● **GOAL**: The data must be written out once more, precisely as given.

Figure data in JSON:

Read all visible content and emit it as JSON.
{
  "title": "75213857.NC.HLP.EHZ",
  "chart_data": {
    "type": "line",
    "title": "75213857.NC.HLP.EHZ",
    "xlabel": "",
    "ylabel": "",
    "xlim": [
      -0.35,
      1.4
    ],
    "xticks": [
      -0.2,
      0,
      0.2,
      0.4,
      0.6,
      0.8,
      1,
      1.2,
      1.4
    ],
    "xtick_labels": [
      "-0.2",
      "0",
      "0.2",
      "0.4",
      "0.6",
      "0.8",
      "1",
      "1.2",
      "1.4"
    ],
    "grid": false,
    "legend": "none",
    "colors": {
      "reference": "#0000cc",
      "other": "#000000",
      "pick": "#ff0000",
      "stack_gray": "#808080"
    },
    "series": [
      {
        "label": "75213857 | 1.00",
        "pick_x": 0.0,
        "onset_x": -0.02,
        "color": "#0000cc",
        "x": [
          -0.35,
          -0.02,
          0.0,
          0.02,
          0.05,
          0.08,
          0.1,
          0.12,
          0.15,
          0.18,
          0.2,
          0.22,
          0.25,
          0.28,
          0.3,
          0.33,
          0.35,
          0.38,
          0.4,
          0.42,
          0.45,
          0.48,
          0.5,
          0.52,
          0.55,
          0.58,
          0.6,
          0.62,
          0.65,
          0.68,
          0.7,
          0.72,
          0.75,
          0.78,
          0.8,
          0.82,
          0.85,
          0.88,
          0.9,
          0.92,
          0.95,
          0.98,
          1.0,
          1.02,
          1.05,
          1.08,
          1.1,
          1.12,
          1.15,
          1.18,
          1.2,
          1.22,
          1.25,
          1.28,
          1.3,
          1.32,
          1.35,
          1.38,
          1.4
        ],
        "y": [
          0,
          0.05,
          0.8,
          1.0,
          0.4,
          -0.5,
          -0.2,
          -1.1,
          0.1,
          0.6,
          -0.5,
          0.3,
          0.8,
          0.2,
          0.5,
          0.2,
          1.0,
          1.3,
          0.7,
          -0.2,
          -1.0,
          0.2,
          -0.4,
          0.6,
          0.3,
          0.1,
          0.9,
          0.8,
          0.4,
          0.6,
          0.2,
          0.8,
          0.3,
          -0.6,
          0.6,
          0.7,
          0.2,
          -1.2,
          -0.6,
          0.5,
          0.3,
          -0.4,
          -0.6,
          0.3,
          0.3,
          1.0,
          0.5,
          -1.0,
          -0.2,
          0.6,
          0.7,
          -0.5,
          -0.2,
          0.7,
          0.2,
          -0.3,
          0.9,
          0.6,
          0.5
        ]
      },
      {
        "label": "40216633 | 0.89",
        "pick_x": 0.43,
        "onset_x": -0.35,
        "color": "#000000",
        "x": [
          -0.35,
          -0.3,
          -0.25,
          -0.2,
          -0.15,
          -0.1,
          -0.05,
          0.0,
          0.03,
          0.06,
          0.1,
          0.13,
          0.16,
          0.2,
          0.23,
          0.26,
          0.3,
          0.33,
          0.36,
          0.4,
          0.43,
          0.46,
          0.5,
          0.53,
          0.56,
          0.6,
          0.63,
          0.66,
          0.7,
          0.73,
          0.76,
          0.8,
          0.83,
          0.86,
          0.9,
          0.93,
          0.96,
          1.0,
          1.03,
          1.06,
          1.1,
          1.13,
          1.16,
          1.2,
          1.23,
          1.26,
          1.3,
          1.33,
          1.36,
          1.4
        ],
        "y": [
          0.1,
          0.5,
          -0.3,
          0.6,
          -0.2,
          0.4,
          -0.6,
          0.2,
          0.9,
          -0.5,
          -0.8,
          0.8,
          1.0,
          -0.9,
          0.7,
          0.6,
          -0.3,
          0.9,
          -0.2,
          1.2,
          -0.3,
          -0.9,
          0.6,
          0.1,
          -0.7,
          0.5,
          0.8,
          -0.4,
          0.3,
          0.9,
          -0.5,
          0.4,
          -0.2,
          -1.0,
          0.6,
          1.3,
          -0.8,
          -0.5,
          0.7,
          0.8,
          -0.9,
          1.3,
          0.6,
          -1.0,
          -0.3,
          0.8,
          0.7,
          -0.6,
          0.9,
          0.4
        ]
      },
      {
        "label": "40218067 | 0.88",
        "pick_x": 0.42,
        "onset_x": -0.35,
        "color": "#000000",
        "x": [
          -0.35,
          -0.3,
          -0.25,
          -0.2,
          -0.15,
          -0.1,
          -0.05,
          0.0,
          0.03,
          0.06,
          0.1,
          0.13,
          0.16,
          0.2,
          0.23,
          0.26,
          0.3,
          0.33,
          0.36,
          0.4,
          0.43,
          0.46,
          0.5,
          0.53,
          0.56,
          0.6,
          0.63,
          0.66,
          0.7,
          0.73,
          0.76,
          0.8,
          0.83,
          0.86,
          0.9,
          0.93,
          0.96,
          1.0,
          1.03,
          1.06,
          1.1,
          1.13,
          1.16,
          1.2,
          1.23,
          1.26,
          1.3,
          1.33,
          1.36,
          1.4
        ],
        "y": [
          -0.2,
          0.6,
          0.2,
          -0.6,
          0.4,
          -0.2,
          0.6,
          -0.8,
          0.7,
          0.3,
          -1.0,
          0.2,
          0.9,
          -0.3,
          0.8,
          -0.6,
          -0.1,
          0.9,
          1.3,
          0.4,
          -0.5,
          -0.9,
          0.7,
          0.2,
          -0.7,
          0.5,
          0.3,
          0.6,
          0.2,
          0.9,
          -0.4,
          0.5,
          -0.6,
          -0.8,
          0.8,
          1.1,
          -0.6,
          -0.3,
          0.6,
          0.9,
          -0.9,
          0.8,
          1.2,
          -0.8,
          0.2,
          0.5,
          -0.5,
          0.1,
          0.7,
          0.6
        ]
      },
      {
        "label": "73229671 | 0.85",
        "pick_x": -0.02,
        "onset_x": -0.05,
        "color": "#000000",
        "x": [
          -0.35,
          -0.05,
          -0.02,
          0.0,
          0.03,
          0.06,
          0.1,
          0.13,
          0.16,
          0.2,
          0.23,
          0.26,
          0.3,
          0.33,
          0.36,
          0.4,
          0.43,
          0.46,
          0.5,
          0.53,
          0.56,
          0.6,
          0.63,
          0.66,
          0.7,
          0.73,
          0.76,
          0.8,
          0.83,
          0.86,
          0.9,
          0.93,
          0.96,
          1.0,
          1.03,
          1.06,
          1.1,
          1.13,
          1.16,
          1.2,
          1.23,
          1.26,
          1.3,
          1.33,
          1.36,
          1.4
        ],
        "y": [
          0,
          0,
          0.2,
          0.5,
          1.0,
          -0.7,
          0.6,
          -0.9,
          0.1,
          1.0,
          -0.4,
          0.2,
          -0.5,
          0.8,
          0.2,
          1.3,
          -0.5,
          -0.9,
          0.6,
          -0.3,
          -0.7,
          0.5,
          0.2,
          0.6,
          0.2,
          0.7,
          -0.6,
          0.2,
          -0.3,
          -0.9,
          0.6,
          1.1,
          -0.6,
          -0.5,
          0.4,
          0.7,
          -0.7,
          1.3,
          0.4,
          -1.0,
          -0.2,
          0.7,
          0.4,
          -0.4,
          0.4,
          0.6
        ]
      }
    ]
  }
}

● **WRITTEN SOLUTION**:
Read all visible content and emit it as JSON.
{
  "title": "75213857.NC.HLP.EHZ",
  "chart_data": {
    "type": "line",
    "title": "75213857.NC.HLP.EHZ",
    "xlabel": "",
    "ylabel": "",
    "xlim": [
      -0.35,
      1.4
    ],
    "xticks": [
      -0.2,
      0,
      0.2,
      0.4,
      0.6,
      0.8,
      1,
      1.2,
      1.4
    ],
    "xtick_labels": [
      "-0.2",
      "0",
      "0.2",
      "0.4",
      "0.6",
      "0.8",
      "1",
      "1.2",
      "1.4"
    ],
    "grid": false,
    "legend": "none",
    "colors": {
      "reference": "#0000cc",
      "other": "#000000",
      "pick": "#ff0000",
      "stack_gray": "#808080"
    },
    "series": [
      {
        "label": "75213857 | 1.00",
        "pick_x": 0.0,
        "onset_x": -0.02,
        "color": "#0000cc",
        "x": [
          -0.35,
          -0.02,
          0.0,
          0.02,
          0.05,
          0.08,
          0.1,
          0.12,
          0.15,
          0.18,
          0.2,
          0.22,
          0.25,
          0.28,
          0.3,
          0.33,
          0.35,
          0.38,
          0.4,
          0.42,
          0.45,
          0.48,
          0.5,
          0.52,
          0.55,
          0.58,
          0.6,
          0.62,
          0.65,
          0.68,
          0.7,
          0.72,
          0.75,
          0.78,
          0.8,
          0.82,
          0.85,
          0.88,
          0.9,
          0.92,
          0.95,
          0.98,
          1.0,
          1.02,
          1.05,
          1.08,
          1.1,
          1.12,
          1.15,
          1.18,
          1.2,
          1.22,
          1.25,
          1.28,
          1.3,
          1.32,
          1.35,
          1.38,
          1.4
        ],
        "y": [
          0,
          0.05,
          0.8,
          1.0,
          0.4,
          -0.5,
          -0.2,
          -1.1,
          0.1,
          0.6,
          -0.5,
          0.3,
          0.8,
          0.2,
          0.5,
          0.2,
          1.0,
          1.3,
          0.7,
          -0.2,
          -1.0,
          0.2,
          -0.4,
          0.6,
          0.3,
          0.1,
          0.9,
          0.8,
          0.4,
          0.6,
          0.2,
          0.8,
          0.3,
          -0.6,
          0.6,
          0.7,
          0.2,
          -1.2,
          -0.6,
          0.5,
          0.3,
          -0.4,
          -0.6,
          0.3,
          0.3,
          1.0,
          0.5,
          -1.0,
          -0.2,
          0.6,
          0.7,
          -0.5,
          -0.2,
          0.7,
          0.2,
          -0.3,
          0.9,
          0.6,
          0.5
        ]
      },
      {
        "label": "40216633 | 0.89",
        "pick_x": 0.43,
        "onset_x": -0.35,
        "color": "#000000",
        "x": [
          -0.35,
          -0.3,
          -0.25,
          -0.2,
          -0.15,
          -0.1,
          -0.05,
          0.0,
          0.03,
          0.06,
          0.1,
          0.13,
          0.16,
          0.2,
          0.23,
          0.26,
          0.3,
          0.33,
          0.36,
          0.4,
          0.43,
          0.46,
          0.5,
          0.53,
          0.56,
          0.6,
          0.63,
          0.66,
          0.7,
          0.73,
          0.76,
          0.8,
          0.83,
          0.86,
          0.9,
          0.93,
          0.96,
          1.0,
          1.03,
          1.06,
          1.1,
          1.13,
          1.16,
          1.2,
          1.23,
          1.26,
          1.3,
          1.33,
          1.36,
          1.4
        ],
        "y": [
          0.1,
          0.5,
          -0.3,
          0.6,
          -0.2,
          0.4,
          -0.6,
          0.2,
          0.9,
          -0.5,
          -0.8,
          0.8,
          1.0,
          -0.9,
          0.7,
          0.6,
          -0.3,
          0.9,
          -0.2,
          1.2,
          -0.3,
          -0.9,
          0.6,
          0.1,
          -0.7,
          0.5,
          0.8,
          -0.4,
          0.3,
          0.9,
          -0.5,
          0.4,
          -0.2,
          -1.0,
          0.6,
          1.3,
          -0.8,
          -0.5,
          0.7,
          0.8,
          -0.9,
          1.3,
          0.6,
          -1.0,
          -0.3,
          0.8,
          0.7,
          -0.6,
          0.9,
          0.4
        ]
      },
      {
        "label": "40218067 | 0.88",
        "pick_x": 0.42,
        "onset_x": -0.35,
        "color": "#000000",
        "x": [
          -0.35,
          -0.3,
          -0.25,
          -0.2,
          -0.15,
          -0.1,
          -0.05,
          0.0,
          0.03,
          0.06,
          0.1,
          0.13,
          0.16,
          0.2,
          0.23,
          0.26,
          0.3,
          0.33,
          0.36,
          0.4,
          0.43,
          0.46,
          0.5,
          0.53,
          0.56,
          0.6,
          0.63,
          0.66,
          0.7,
          0.73,
          0.76,
          0.8,
          0.83,
          0.86,
          0.9,
          0.93,
          0.96,
          1.0,
          1.03,
          1.06,
          1.1,
          1.13,
          1.16,
          1.2,
          1.23,
          1.26,
          1.3,
          1.33,
          1.36,
          1.4
        ],
        "y": [
          -0.2,
          0.6,
          0.2,
          -0.6,
          0.4,
          -0.2,
          0.6,
          -0.8,
          0.7,
          0.3,
          -1.0,
          0.2,
          0.9,
          -0.3,
          0.8,
          -0.6,
          -0.1,
          0.9,
          1.3,
          0.4,
          -0.5,
          -0.9,
          0.7,
          0.2,
          -0.7,
          0.5,
          0.3,
          0.6,
          0.2,
          0.9,
          -0.4,
          0.5,
          -0.6,
          -0.8,
          0.8,
          1.1,
          -0.6,
          -0.3,
          0.6,
          0.9,
          -0.9,
          0.8,
          1.2,
          -0.8,
          0.2,
          0.5,
          -0.5,
          0.1,
          0.7,
          0.6
        ]
      },
      {
        "label": "73229671 | 0.85",
        "pick_x": -0.02,
        "onset_x": -0.05,
        "color": "#000000",
        "x": [
          -0.35,
          -0.05,
          -0.02,
          0.0,
          0.03,
          0.06,
          0.1,
          0.13,
          0.16,
          0.2,
          0.23,
          0.26,
          0.3,
          0.33,
          0.36,
          0.4,
          0.43,
          0.46,
          0.5,
          0.53,
          0.56,
          0.6,
          0.63,
          0.66,
          0.7,
          0.73,
          0.76,
          0.8,
          0.83,
          0.86,
          0.9,
          0.93,
          0.96,
          1.0,
          1.03,
          1.06,
          1.1,
          1.13,
          1.16,
          1.2,
          1.23,
          1.26,
          1.3,
          1.33,
          1.36,
          1.4
        ],
        "y": [
          0,
          0,
          0.2,
          0.5,
          1.0,
          -0.7,
          0.6,
          -0.9,
          0.1,
          1.0,
          -0.4,
          0.2,
          -0.5,
          0.8,
          0.2,
          1.3,
          -0.5,
          -0.9,
          0.6,
          -0.3,
          -0.7,
          0.5,
          0.2,
          0.6,
          0.2,
          0.7,
          -0.6,
          0.2,
          -0.3,
          -0.9,
          0.6,
          1.1,
          -0.6,
          -0.5,
          0.4,
          0.7,
          -0.7,
          1.3,
          0.4,
          -1.0,
          -0.2,
          0.7,
          0.4,
          -0.4,
          0.4,
          0.6
        ]
      }
    ]
  }
}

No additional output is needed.